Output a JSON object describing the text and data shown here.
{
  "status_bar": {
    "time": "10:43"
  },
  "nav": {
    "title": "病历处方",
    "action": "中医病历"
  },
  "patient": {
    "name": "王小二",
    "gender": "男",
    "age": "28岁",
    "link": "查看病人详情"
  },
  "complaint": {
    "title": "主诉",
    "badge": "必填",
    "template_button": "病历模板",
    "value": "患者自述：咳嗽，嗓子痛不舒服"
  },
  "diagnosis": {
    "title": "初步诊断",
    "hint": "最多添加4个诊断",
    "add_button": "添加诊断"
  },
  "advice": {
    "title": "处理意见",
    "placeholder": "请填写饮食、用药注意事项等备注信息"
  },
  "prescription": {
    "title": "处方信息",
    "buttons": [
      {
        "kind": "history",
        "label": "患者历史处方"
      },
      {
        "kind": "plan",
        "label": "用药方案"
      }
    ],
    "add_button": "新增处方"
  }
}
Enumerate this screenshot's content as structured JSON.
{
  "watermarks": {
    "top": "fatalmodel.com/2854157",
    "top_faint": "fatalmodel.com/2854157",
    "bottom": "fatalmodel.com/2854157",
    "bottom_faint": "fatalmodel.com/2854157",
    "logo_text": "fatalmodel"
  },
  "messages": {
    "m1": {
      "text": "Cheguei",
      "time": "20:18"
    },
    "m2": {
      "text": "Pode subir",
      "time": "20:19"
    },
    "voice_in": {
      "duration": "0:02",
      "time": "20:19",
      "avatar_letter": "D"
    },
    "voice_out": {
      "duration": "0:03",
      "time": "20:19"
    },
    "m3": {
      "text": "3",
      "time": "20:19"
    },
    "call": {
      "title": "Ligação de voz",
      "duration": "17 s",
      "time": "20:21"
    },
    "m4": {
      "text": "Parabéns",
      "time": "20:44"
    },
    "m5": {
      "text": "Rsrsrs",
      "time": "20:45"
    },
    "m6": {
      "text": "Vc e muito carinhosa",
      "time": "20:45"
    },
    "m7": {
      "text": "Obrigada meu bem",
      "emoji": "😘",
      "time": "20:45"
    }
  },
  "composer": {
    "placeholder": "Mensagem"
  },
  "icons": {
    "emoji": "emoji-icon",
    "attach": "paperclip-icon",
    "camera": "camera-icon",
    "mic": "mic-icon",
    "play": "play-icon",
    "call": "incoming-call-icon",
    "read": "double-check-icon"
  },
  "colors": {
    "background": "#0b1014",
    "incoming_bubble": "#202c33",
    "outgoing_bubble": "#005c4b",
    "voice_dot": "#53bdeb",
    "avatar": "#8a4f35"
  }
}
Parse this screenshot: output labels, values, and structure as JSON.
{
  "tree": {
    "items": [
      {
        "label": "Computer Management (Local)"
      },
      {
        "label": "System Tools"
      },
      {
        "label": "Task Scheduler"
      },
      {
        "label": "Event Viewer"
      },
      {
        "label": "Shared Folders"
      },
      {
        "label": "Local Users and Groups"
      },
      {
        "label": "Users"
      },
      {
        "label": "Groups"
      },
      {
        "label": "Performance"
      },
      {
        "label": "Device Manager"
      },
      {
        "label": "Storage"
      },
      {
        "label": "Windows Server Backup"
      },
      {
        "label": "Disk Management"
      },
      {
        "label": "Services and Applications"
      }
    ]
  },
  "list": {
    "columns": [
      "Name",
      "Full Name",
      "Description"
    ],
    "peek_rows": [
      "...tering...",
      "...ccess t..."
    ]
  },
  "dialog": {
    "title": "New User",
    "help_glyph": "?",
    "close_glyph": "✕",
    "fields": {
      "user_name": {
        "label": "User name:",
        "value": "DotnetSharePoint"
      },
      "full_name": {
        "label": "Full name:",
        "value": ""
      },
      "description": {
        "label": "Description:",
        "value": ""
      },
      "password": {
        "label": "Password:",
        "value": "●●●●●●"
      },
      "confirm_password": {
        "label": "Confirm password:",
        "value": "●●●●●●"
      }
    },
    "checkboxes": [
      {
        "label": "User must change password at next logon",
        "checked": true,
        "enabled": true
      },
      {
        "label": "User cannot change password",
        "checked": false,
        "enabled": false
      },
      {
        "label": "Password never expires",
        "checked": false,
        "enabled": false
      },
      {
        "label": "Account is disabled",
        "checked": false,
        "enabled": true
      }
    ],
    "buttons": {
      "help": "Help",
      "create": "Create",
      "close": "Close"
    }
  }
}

......

-- YOUR TASK --
Can you give every line above again, exactly as written?

-- RESPONSE --
Output a JSON object describing the text and data shown here.
{
  "status_bar": {
    "time": "10:43"
  },
  "nav": {
    "title": "病历处方",
    "action": "中医病历"
  },
  "patient": {
    "name": "王小二",
    "gender": "男",
    "age": "28岁",
    "link": "查看病人详情"
  },
  "complaint": {
    "title": "主诉",
    "badge": "必填",
    "template_button": "病历模板",
    "value": "患者自述：咳嗽，嗓子痛不舒服"
  },
  "diagnosis": {
    "title": "初步诊断",
    "hint": "最多添加4个诊断",
    "add_button": "添加诊断"
  },
  "advice": {
    "title": "处理意见",
    "placeholder": "请填写饮食、用药注意事项等备注信息"
  },
  "prescription": {
    "title": "处方信息",
    "buttons": [
      {
        "kind": "history",
        "label": "患者历史处方"
      },
      {
        "kind": "plan",
        "label": "用药方案"
      }
    ],
    "add_button": "新增处方"
  }
}
Enumerate this screenshot's content as structured JSON.
{
  "watermarks": {
    "top": "fatalmodel.com/2854157",
    "top_faint": "fatalmodel.com/2854157",
    "bottom": "fatalmodel.com/2854157",
    "bottom_faint": "fatalmodel.com/2854157",
    "logo_text": "fatalmodel"
  },
  "messages": {
    "m1": {
      "text": "Cheguei",
      "time": "20:18"
    },
    "m2": {
      "text": "Pode subir",
      "time": "20:19"
    },
    "voice_in": {
      "duration": "0:02",
      "time": "20:19",
      "avatar_letter": "D"
    },
    "voice_out": {
      "duration": "0:03",
      "time": "20:19"
    },
    "m3": {
      "text": "3",
      "time": "20:19"
    },
    "call": {
      "title": "Ligação de voz",
      "duration": "17 s",
      "time": "20:21"
    },
    "m4": {
      "text": "Parabéns",
      "time": "20:44"
    },
    "m5": {
      "text": "Rsrsrs",
      "time": "20:45"
    },
    "m6": {
      "text": "Vc e muito carinhosa",
      "time": "20:45"
    },
    "m7": {
      "text": "Obrigada meu bem",
      "emoji": "😘",
      "time": "20:45"
    }
  },
  "composer": {
    "placeholder": "Mensagem"
  },
  "icons": {
    "emoji": "emoji-icon",
    "attach": "paperclip-icon",
    "camera": "camera-icon",
    "mic": "mic-icon",
    "play": "play-icon",
    "call": "incoming-call-icon",
    "read": "double-check-icon"
  },
  "colors": {
    "background": "#0b1014",
    "incoming_bubble": "#202c33",
    "outgoing_bubble": "#005c4b",
    "voice_dot": "#53bdeb",
    "avatar": "#8a4f35"
  }
}
Parse this screenshot: output labels, values, and structure as JSON.
{
  "tree": {
    "items": [
      {
        "label": "Computer Management (Local)"
      },
      {
        "label": "System Tools"
      },
      {
        "label": "Task Scheduler"
      },
      {
        "label": "Event Viewer"
      },
      {
        "label": "Shared Folders"
      },
      {
        "label": "Local Users and Groups"
      },
      {
        "label": "Users"
      },
      {
        "label": "Groups"
      },
      {
        "label": "Performance"
      },
      {
        "label": "Device Manager"
      },
      {
        "label": "Storage"
      },
      {
        "label": "Windows Server Backup"
      },
      {
        "label": "Disk Management"
      },
      {
        "label": "Services and Applications"
      }
    ]
  },
  "list": {
    "columns": [
      "Name",
      "Full Name",
      "Description"
    ],
    "peek_rows": [
      "...tering...",
      "...ccess t..."
    ]
  },
  "dialog": {
    "title": "New User",
    "help_glyph": "?",
    "close_glyph": "✕",
    "fields": {
      "user_name": {
        "label": "User name:",
        "value": "DotnetSharePoint"
      },
      "full_name": {
        "label": "Full name:",
        "value": ""
      },
      "description": {
        "label": "Description:",
        "value": ""
      },
      "password": {
        "label": "Password:",
        "value": "●●●●●●"
      },
      "confirm_password": {
        "label": "Confirm password:",
        "value": "●●●●●●"
      }
    },
    "checkboxes": [
      {
        "label": "User must change password at next logon",
        "checked": true,
        "enabled": true
      },
      {
        "label": "User cannot change password",
        "checked": false,
        "enabled": false
      },
      {
        "label": "Password never expires",
        "checked": false,
        "enabled": false
      },
      {
        "label": "Account is disabled",
        "checked": false,
        "enabled": true
      }
    ],
    "buttons": {
      "help": "Help",
      "create": "Create",
      "close": "Close"
    }
  }
}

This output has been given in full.